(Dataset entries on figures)

____

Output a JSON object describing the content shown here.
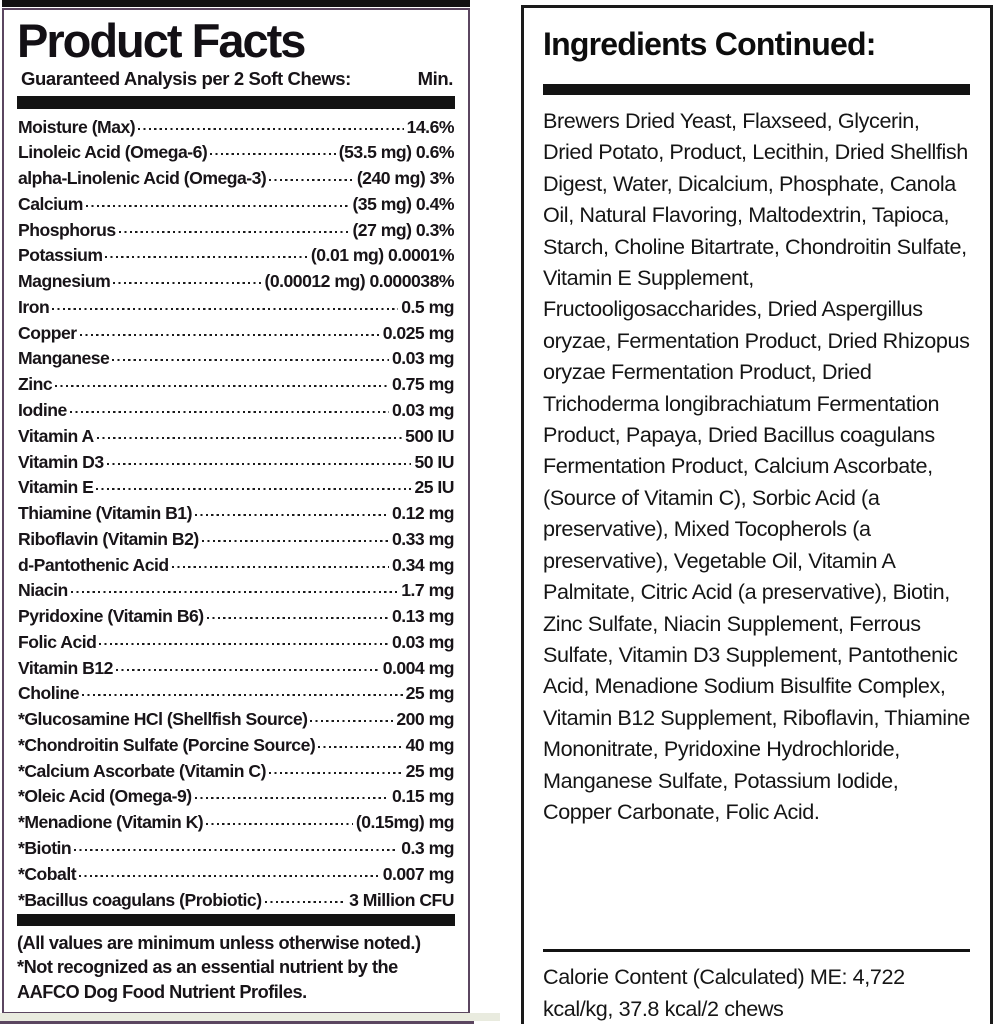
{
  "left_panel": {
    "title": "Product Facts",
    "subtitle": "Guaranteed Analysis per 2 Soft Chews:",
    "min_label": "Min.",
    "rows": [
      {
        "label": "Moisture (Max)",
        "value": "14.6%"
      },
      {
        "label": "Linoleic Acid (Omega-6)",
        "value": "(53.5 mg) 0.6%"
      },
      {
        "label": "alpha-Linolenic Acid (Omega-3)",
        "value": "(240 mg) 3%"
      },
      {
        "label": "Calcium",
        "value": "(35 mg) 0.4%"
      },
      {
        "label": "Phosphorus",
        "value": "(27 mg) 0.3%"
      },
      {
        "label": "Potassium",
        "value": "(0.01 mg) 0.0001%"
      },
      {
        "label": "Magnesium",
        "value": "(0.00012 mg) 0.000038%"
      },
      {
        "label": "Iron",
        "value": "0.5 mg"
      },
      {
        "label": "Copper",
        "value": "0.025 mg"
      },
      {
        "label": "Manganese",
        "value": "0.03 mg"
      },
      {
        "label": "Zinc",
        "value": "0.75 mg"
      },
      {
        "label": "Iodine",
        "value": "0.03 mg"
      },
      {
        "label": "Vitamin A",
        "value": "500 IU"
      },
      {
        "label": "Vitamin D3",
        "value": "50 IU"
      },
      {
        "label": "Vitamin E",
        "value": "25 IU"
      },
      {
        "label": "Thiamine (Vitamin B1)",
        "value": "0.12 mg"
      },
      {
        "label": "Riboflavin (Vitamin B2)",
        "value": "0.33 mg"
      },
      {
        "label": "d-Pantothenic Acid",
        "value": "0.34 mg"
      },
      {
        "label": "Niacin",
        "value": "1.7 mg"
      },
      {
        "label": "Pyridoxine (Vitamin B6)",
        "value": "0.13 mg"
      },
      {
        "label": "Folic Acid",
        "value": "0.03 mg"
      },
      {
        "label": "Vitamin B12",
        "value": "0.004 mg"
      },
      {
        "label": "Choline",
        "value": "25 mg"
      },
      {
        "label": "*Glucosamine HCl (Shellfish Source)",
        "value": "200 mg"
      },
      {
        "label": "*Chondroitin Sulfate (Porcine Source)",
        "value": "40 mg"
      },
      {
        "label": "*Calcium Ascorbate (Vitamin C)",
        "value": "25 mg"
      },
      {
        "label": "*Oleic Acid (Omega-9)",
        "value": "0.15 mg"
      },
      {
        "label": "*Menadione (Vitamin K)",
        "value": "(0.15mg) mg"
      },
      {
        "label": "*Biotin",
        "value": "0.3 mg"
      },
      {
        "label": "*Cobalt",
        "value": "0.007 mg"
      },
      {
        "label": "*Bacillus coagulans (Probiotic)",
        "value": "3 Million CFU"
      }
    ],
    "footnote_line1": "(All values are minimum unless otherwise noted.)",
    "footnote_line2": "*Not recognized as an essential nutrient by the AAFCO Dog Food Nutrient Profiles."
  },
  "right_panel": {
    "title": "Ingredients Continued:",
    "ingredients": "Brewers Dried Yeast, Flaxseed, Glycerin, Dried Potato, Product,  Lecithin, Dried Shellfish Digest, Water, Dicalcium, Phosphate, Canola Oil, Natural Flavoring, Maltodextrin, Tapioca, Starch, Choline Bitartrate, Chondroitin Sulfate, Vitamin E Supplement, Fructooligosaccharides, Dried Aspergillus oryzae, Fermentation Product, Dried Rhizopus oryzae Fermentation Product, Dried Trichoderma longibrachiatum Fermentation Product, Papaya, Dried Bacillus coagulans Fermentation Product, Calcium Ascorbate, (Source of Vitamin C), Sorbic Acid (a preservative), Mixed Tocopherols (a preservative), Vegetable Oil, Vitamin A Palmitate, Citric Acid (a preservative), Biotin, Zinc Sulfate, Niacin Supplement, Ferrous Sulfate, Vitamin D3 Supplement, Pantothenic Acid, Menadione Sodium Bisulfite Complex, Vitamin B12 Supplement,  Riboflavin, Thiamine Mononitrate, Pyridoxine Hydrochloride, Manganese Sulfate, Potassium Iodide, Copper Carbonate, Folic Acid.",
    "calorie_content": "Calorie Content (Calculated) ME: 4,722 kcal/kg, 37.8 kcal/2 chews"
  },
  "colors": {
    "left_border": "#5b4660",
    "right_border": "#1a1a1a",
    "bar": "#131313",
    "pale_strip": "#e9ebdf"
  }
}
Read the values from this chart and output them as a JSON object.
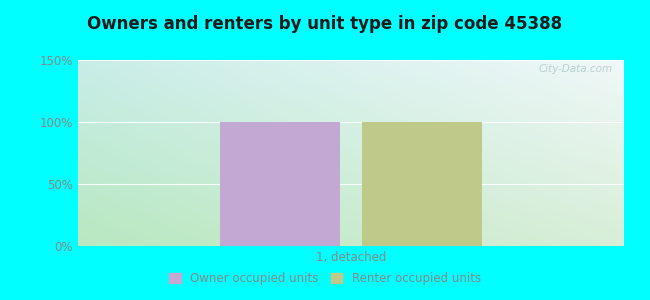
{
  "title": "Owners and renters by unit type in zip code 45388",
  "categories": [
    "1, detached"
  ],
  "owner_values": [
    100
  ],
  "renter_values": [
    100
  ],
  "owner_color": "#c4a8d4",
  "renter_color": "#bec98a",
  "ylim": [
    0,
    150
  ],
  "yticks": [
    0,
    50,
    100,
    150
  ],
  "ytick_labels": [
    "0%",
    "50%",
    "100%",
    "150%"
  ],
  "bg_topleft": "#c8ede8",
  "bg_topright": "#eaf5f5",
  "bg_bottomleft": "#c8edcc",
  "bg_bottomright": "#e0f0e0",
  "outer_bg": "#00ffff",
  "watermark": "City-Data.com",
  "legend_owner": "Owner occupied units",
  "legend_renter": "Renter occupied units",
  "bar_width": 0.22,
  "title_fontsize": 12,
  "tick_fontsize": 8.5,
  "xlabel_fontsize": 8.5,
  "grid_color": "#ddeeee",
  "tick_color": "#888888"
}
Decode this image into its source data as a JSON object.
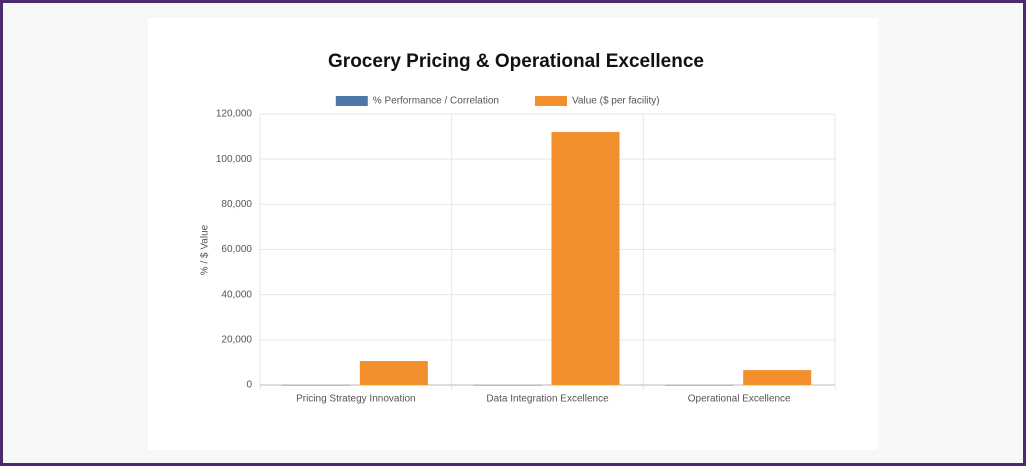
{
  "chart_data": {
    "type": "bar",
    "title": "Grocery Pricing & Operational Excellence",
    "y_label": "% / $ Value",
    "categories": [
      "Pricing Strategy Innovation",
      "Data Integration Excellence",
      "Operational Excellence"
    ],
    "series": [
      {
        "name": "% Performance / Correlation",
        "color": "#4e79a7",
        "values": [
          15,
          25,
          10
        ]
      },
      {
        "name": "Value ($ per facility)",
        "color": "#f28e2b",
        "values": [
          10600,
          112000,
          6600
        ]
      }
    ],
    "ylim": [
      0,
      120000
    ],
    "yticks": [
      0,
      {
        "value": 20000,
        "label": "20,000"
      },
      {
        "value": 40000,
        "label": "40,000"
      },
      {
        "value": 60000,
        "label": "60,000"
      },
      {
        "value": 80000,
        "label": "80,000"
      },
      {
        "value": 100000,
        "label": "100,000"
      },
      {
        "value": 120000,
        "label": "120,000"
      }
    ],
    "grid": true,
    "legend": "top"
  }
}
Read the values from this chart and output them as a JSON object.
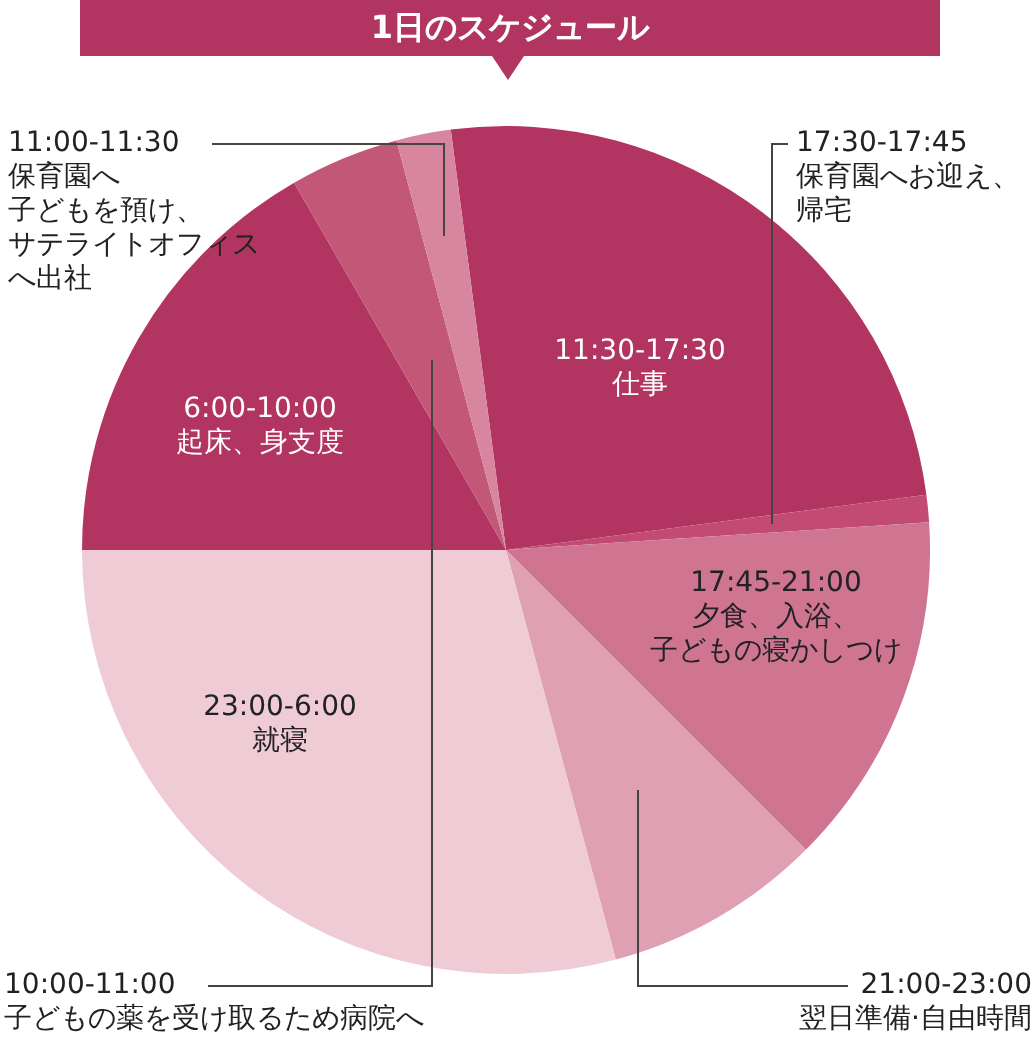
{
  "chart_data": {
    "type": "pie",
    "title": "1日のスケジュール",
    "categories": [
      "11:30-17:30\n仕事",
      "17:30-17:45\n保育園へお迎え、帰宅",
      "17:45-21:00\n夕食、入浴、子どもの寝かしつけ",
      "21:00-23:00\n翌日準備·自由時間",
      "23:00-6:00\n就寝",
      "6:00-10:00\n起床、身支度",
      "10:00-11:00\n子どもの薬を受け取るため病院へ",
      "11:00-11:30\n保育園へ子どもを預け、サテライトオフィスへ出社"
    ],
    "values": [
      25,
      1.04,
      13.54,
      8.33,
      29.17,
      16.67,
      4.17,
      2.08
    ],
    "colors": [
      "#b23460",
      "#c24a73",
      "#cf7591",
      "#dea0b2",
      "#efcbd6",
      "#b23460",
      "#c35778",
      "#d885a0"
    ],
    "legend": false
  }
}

____

Give an exact reproduction of every line, leaving out any picture.

Output a JSON object describing the content shown here.
{
  "left_panel": {
    "title": "Product Facts",
    "subtitle": "Guaranteed Analysis per 2 Soft Chews:",
    "min_label": "Min.",
    "rows": [
      {
        "label": "Moisture (Max)",
        "value": "14.6%"
      },
      {
        "label": "Linoleic Acid (Omega-6)",
        "value": "(53.5 mg) 0.6%"
      },
      {
        "label": "alpha-Linolenic Acid (Omega-3)",
        "value": "(240 mg) 3%"
      },
      {
        "label": "Calcium",
        "value": "(35 mg) 0.4%"
      },
      {
        "label": "Phosphorus",
        "value": "(27 mg) 0.3%"
      },
      {
        "label": "Potassium",
        "value": "(0.01 mg) 0.0001%"
      },
      {
        "label": "Magnesium",
        "value": "(0.00012 mg) 0.000038%"
      },
      {
        "label": "Iron",
        "value": "0.5 mg"
      },
      {
        "label": "Copper",
        "value": "0.025 mg"
      },
      {
        "label": "Manganese",
        "value": "0.03 mg"
      },
      {
        "label": "Zinc",
        "value": "0.75 mg"
      },
      {
        "label": "Iodine",
        "value": "0.03 mg"
      },
      {
        "label": "Vitamin A",
        "value": "500 IU"
      },
      {
        "label": "Vitamin D3",
        "value": "50 IU"
      },
      {
        "label": "Vitamin E",
        "value": "25 IU"
      },
      {
        "label": "Thiamine (Vitamin B1)",
        "value": "0.12 mg"
      },
      {
        "label": "Riboflavin (Vitamin B2)",
        "value": "0.33 mg"
      },
      {
        "label": "d-Pantothenic Acid",
        "value": "0.34 mg"
      },
      {
        "label": "Niacin",
        "value": "1.7 mg"
      },
      {
        "label": "Pyridoxine (Vitamin B6)",
        "value": "0.13 mg"
      },
      {
        "label": "Folic Acid",
        "value": "0.03 mg"
      },
      {
        "label": "Vitamin B12",
        "value": "0.004 mg"
      },
      {
        "label": "Choline",
        "value": "25 mg"
      },
      {
        "label": "*Glucosamine HCl (Shellfish Source)",
        "value": "200 mg"
      },
      {
        "label": "*Chondroitin Sulfate (Porcine Source)",
        "value": "40 mg"
      },
      {
        "label": "*Calcium Ascorbate (Vitamin C)",
        "value": "25 mg"
      },
      {
        "label": "*Oleic Acid (Omega-9)",
        "value": "0.15 mg"
      },
      {
        "label": "*Menadione (Vitamin K)",
        "value": "(0.15mg) mg"
      },
      {
        "label": "*Biotin",
        "value": "0.3 mg"
      },
      {
        "label": "*Cobalt",
        "value": "0.007 mg"
      },
      {
        "label": "*Bacillus coagulans (Probiotic)",
        "value": "3 Million CFU"
      }
    ],
    "footnote_line1": "(All values are minimum unless otherwise noted.)",
    "footnote_line2": "*Not recognized as an essential nutrient by the AAFCO Dog Food Nutrient Profiles."
  },
  "right_panel": {
    "title": "Ingredients Continued:",
    "ingredients": "Brewers Dried Yeast, Flaxseed, Glycerin, Dried Potato, Product,  Lecithin, Dried Shellfish Digest, Water, Dicalcium, Phosphate, Canola Oil, Natural Flavoring, Maltodextrin, Tapioca, Starch, Choline Bitartrate, Chondroitin Sulfate, Vitamin E Supplement, Fructooligosaccharides, Dried Aspergillus oryzae, Fermentation Product, Dried Rhizopus oryzae Fermentation Product, Dried Trichoderma longibrachiatum Fermentation Product, Papaya, Dried Bacillus coagulans Fermentation Product, Calcium Ascorbate, (Source of Vitamin C), Sorbic Acid (a preservative), Mixed Tocopherols (a preservative), Vegetable Oil, Vitamin A Palmitate, Citric Acid (a preservative), Biotin, Zinc Sulfate, Niacin Supplement, Ferrous Sulfate, Vitamin D3 Supplement, Pantothenic Acid, Menadione Sodium Bisulfite Complex, Vitamin B12 Supplement,  Riboflavin, Thiamine Mononitrate, Pyridoxine Hydrochloride, Manganese Sulfate, Potassium Iodide, Copper Carbonate, Folic Acid.",
    "calorie_content": "Calorie Content (Calculated) ME: 4,722 kcal/kg, 37.8 kcal/2 chews"
  },
  "colors": {
    "left_border": "#5b4660",
    "right_border": "#1a1a1a",
    "bar": "#131313",
    "pale_strip": "#e9ebdf"
  }
}
Read the values from this chart and output them as a JSON object.
{
  "title": "Owners and renters by unit type in zip code 45388",
  "categories": [
    "1, detached"
  ],
  "owner_values": [
    100
  ],
  "renter_values": [
    100
  ],
  "owner_color": "#c4a8d4",
  "renter_color": "#bec98a",
  "ylim": [
    0,
    150
  ],
  "yticks": [
    0,
    50,
    100,
    150
  ],
  "ytick_labels": [
    "0%",
    "50%",
    "100%",
    "150%"
  ],
  "bg_topleft": "#c8ede8",
  "bg_topright": "#eaf5f5",
  "bg_bottomleft": "#c8edcc",
  "bg_bottomright": "#e0f0e0",
  "outer_bg": "#00ffff",
  "watermark": "City-Data.com",
  "legend_owner": "Owner occupied units",
  "legend_renter": "Renter occupied units",
  "bar_width": 0.22,
  "title_fontsize": 12,
  "tick_fontsize": 8.5,
  "xlabel_fontsize": 8.5,
  "grid_color": "#ddeeee",
  "tick_color": "#888888"
}
Decode this image into its source data as a JSON object.
{
  "chart_data": {
    "type": "bar",
    "title": "Grocery Pricing & Operational Excellence",
    "y_label": "% / $ Value",
    "categories": [
      "Pricing Strategy Innovation",
      "Data Integration Excellence",
      "Operational Excellence"
    ],
    "series": [
      {
        "name": "% Performance / Correlation",
        "color": "#4e79a7",
        "values": [
          15,
          25,
          10
        ]
      },
      {
        "name": "Value ($ per facility)",
        "color": "#f28e2b",
        "values": [
          10600,
          112000,
          6600
        ]
      }
    ],
    "ylim": [
      0,
      120000
    ],
    "yticks": [
      0,
      {
        "value": 20000,
        "label": "20,000"
      },
      {
        "value": 40000,
        "label": "40,000"
      },
      {
        "value": 60000,
        "label": "60,000"
      },
      {
        "value": 80000,
        "label": "80,000"
      },
      {
        "value": 100000,
        "label": "100,000"
      },
      {
        "value": 120000,
        "label": "120,000"
      }
    ],
    "grid": true,
    "legend": "top"
  }
}
Read the values from this chart and output them as a JSON object.
{
  "chart_data": {
    "type": "pie",
    "title": "1日のスケジュール",
    "categories": [
      "11:30-17:30\n仕事",
      "17:30-17:45\n保育園へお迎え、帰宅",
      "17:45-21:00\n夕食、入浴、子どもの寝かしつけ",
      "21:00-23:00\n翌日準備·自由時間",
      "23:00-6:00\n就寝",
      "6:00-10:00\n起床、身支度",
      "10:00-11:00\n子どもの薬を受け取るため病院へ",
      "11:00-11:30\n保育園へ子どもを預け、サテライトオフィスへ出社"
    ],
    "values": [
      25,
      1.04,
      13.54,
      8.33,
      29.17,
      16.67,
      4.17,
      2.08
    ],
    "colors": [
      "#b23460",
      "#c24a73",
      "#cf7591",
      "#dea0b2",
      "#efcbd6",
      "#b23460",
      "#c35778",
      "#d885a0"
    ],
    "legend": false
  }
}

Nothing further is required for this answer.